_Task to carry out_: Write out, precisely and in full, each line of the material.

[start of Data listing]

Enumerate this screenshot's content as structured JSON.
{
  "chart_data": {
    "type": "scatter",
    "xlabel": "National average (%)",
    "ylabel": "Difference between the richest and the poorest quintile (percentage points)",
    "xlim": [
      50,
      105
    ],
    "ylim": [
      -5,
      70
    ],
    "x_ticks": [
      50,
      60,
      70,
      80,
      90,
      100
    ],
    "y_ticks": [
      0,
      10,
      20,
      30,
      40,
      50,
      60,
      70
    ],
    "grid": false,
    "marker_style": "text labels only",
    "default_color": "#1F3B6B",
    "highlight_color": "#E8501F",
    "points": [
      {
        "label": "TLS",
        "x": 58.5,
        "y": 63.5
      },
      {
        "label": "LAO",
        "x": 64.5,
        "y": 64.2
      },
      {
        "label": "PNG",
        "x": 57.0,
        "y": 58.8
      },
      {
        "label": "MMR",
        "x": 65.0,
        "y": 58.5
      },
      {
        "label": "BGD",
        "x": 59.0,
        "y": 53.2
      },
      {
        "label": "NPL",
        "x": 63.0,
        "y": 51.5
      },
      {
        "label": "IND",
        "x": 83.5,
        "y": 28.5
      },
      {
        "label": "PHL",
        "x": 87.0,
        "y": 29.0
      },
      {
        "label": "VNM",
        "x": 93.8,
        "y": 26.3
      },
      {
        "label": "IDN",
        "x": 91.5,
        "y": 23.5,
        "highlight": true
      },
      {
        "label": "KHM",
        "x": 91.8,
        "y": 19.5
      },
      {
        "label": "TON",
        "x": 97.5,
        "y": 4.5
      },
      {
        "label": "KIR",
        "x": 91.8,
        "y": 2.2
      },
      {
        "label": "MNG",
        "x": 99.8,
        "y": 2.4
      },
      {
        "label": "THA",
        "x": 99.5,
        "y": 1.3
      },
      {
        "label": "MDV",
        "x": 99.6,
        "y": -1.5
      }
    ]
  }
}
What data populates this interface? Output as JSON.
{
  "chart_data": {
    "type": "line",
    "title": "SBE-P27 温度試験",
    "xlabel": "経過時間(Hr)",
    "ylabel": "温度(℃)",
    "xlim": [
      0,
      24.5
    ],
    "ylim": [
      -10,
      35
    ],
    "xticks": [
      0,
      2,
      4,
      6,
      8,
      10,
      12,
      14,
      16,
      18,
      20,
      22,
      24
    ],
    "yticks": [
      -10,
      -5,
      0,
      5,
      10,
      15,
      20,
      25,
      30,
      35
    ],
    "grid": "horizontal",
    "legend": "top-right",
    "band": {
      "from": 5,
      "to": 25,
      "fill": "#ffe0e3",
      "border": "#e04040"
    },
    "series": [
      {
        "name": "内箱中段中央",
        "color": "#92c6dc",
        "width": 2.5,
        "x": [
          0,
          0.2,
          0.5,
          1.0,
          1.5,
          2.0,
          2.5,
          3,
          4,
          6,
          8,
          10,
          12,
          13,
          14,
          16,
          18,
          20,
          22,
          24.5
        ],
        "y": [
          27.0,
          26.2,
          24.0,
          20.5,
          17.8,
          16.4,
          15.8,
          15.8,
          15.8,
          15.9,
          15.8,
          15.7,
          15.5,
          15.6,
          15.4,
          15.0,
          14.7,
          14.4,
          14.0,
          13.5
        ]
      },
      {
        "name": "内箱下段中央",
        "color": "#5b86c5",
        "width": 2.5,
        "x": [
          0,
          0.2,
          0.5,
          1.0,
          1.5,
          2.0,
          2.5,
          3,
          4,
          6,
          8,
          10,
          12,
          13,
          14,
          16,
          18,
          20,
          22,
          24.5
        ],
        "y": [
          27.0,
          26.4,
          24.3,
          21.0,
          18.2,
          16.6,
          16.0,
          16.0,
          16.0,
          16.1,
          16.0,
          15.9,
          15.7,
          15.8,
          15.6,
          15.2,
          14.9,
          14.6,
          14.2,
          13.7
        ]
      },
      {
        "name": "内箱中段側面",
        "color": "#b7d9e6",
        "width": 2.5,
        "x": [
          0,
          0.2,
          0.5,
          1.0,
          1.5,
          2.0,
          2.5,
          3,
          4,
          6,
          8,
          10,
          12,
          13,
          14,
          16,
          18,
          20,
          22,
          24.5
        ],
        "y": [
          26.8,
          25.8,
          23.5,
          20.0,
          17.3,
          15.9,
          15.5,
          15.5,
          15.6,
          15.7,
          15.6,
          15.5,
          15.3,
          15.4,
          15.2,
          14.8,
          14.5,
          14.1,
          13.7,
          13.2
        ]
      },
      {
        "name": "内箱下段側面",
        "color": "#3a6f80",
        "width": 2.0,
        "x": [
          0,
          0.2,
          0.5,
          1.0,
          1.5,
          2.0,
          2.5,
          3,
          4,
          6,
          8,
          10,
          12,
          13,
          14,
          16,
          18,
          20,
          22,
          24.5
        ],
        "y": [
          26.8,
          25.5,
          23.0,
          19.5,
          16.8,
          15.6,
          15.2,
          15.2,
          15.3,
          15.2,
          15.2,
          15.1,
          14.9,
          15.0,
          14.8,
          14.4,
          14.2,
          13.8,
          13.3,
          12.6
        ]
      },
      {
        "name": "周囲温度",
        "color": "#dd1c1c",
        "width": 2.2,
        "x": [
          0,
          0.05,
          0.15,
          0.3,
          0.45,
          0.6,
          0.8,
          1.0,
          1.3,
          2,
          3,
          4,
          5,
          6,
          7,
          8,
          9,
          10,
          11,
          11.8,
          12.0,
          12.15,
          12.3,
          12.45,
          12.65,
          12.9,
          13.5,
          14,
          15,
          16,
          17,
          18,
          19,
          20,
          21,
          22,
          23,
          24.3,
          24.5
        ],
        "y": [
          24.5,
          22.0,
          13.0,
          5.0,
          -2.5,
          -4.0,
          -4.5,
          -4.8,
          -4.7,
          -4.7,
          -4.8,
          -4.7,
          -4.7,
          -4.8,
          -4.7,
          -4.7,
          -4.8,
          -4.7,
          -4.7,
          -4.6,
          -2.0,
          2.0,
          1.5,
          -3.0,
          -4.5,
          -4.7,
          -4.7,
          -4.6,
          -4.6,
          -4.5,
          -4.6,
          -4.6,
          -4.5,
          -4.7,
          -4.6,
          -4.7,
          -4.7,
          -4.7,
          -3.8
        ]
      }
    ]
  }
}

[end of Data listing]

_Final result_:
Enumerate this screenshot's content as structured JSON.
{
  "chart_data": {
    "type": "scatter",
    "xlabel": "National average (%)",
    "ylabel": "Difference between the richest and the poorest quintile (percentage points)",
    "xlim": [
      50,
      105
    ],
    "ylim": [
      -5,
      70
    ],
    "x_ticks": [
      50,
      60,
      70,
      80,
      90,
      100
    ],
    "y_ticks": [
      0,
      10,
      20,
      30,
      40,
      50,
      60,
      70
    ],
    "grid": false,
    "marker_style": "text labels only",
    "default_color": "#1F3B6B",
    "highlight_color": "#E8501F",
    "points": [
      {
        "label": "TLS",
        "x": 58.5,
        "y": 63.5
      },
      {
        "label": "LAO",
        "x": 64.5,
        "y": 64.2
      },
      {
        "label": "PNG",
        "x": 57.0,
        "y": 58.8
      },
      {
        "label": "MMR",
        "x": 65.0,
        "y": 58.5
      },
      {
        "label": "BGD",
        "x": 59.0,
        "y": 53.2
      },
      {
        "label": "NPL",
        "x": 63.0,
        "y": 51.5
      },
      {
        "label": "IND",
        "x": 83.5,
        "y": 28.5
      },
      {
        "label": "PHL",
        "x": 87.0,
        "y": 29.0
      },
      {
        "label": "VNM",
        "x": 93.8,
        "y": 26.3
      },
      {
        "label": "IDN",
        "x": 91.5,
        "y": 23.5,
        "highlight": true
      },
      {
        "label": "KHM",
        "x": 91.8,
        "y": 19.5
      },
      {
        "label": "TON",
        "x": 97.5,
        "y": 4.5
      },
      {
        "label": "KIR",
        "x": 91.8,
        "y": 2.2
      },
      {
        "label": "MNG",
        "x": 99.8,
        "y": 2.4
      },
      {
        "label": "THA",
        "x": 99.5,
        "y": 1.3
      },
      {
        "label": "MDV",
        "x": 99.6,
        "y": -1.5
      }
    ]
  }
}
What data populates this interface? Output as JSON.
{
  "chart_data": {
    "type": "line",
    "title": "SBE-P27 温度試験",
    "xlabel": "経過時間(Hr)",
    "ylabel": "温度(℃)",
    "xlim": [
      0,
      24.5
    ],
    "ylim": [
      -10,
      35
    ],
    "xticks": [
      0,
      2,
      4,
      6,
      8,
      10,
      12,
      14,
      16,
      18,
      20,
      22,
      24
    ],
    "yticks": [
      -10,
      -5,
      0,
      5,
      10,
      15,
      20,
      25,
      30,
      35
    ],
    "grid": "horizontal",
    "legend": "top-right",
    "band": {
      "from": 5,
      "to": 25,
      "fill": "#ffe0e3",
      "border": "#e04040"
    },
    "series": [
      {
        "name": "内箱中段中央",
        "color": "#92c6dc",
        "width": 2.5,
        "x": [
          0,
          0.2,
          0.5,
          1.0,
          1.5,
          2.0,
          2.5,
          3,
          4,
          6,
          8,
          10,
          12,
          13,
          14,
          16,
          18,
          20,
          22,
          24.5
        ],
        "y": [
          27.0,
          26.2,
          24.0,
          20.5,
          17.8,
          16.4,
          15.8,
          15.8,
          15.8,
          15.9,
          15.8,
          15.7,
          15.5,
          15.6,
          15.4,
          15.0,
          14.7,
          14.4,
          14.0,
          13.5
        ]
      },
      {
        "name": "内箱下段中央",
        "color": "#5b86c5",
        "width": 2.5,
        "x": [
          0,
          0.2,
          0.5,
          1.0,
          1.5,
          2.0,
          2.5,
          3,
          4,
          6,
          8,
          10,
          12,
          13,
          14,
          16,
          18,
          20,
          22,
          24.5
        ],
        "y": [
          27.0,
          26.4,
          24.3,
          21.0,
          18.2,
          16.6,
          16.0,
          16.0,
          16.0,
          16.1,
          16.0,
          15.9,
          15.7,
          15.8,
          15.6,
          15.2,
          14.9,
          14.6,
          14.2,
          13.7
        ]
      },
      {
        "name": "内箱中段側面",
        "color": "#b7d9e6",
        "width": 2.5,
        "x": [
          0,
          0.2,
          0.5,
          1.0,
          1.5,
          2.0,
          2.5,
          3,
          4,
          6,
          8,
          10,
          12,
          13,
          14,
          16,
          18,
          20,
          22,
          24.5
        ],
        "y": [
          26.8,
          25.8,
          23.5,
          20.0,
          17.3,
          15.9,
          15.5,
          15.5,
          15.6,
          15.7,
          15.6,
          15.5,
          15.3,
          15.4,
          15.2,
          14.8,
          14.5,
          14.1,
          13.7,
          13.2
        ]
      },
      {
        "name": "内箱下段側面",
        "color": "#3a6f80",
        "width": 2.0,
        "x": [
          0,
          0.2,
          0.5,
          1.0,
          1.5,
          2.0,
          2.5,
          3,
          4,
          6,
          8,
          10,
          12,
          13,
          14,
          16,
          18,
          20,
          22,
          24.5
        ],
        "y": [
          26.8,
          25.5,
          23.0,
          19.5,
          16.8,
          15.6,
          15.2,
          15.2,
          15.3,
          15.2,
          15.2,
          15.1,
          14.9,
          15.0,
          14.8,
          14.4,
          14.2,
          13.8,
          13.3,
          12.6
        ]
      },
      {
        "name": "周囲温度",
        "color": "#dd1c1c",
        "width": 2.2,
        "x": [
          0,
          0.05,
          0.15,
          0.3,
          0.45,
          0.6,
          0.8,
          1.0,
          1.3,
          2,
          3,
          4,
          5,
          6,
          7,
          8,
          9,
          10,
          11,
          11.8,
          12.0,
          12.15,
          12.3,
          12.45,
          12.65,
          12.9,
          13.5,
          14,
          15,
          16,
          17,
          18,
          19,
          20,
          21,
          22,
          23,
          24.3,
          24.5
        ],
        "y": [
          24.5,
          22.0,
          13.0,
          5.0,
          -2.5,
          -4.0,
          -4.5,
          -4.8,
          -4.7,
          -4.7,
          -4.8,
          -4.7,
          -4.7,
          -4.8,
          -4.7,
          -4.7,
          -4.8,
          -4.7,
          -4.7,
          -4.6,
          -2.0,
          2.0,
          1.5,
          -3.0,
          -4.5,
          -4.7,
          -4.7,
          -4.6,
          -4.6,
          -4.5,
          -4.6,
          -4.6,
          -4.5,
          -4.7,
          -4.6,
          -4.7,
          -4.7,
          -4.7,
          -3.8
        ]
      }
    ]
  }
}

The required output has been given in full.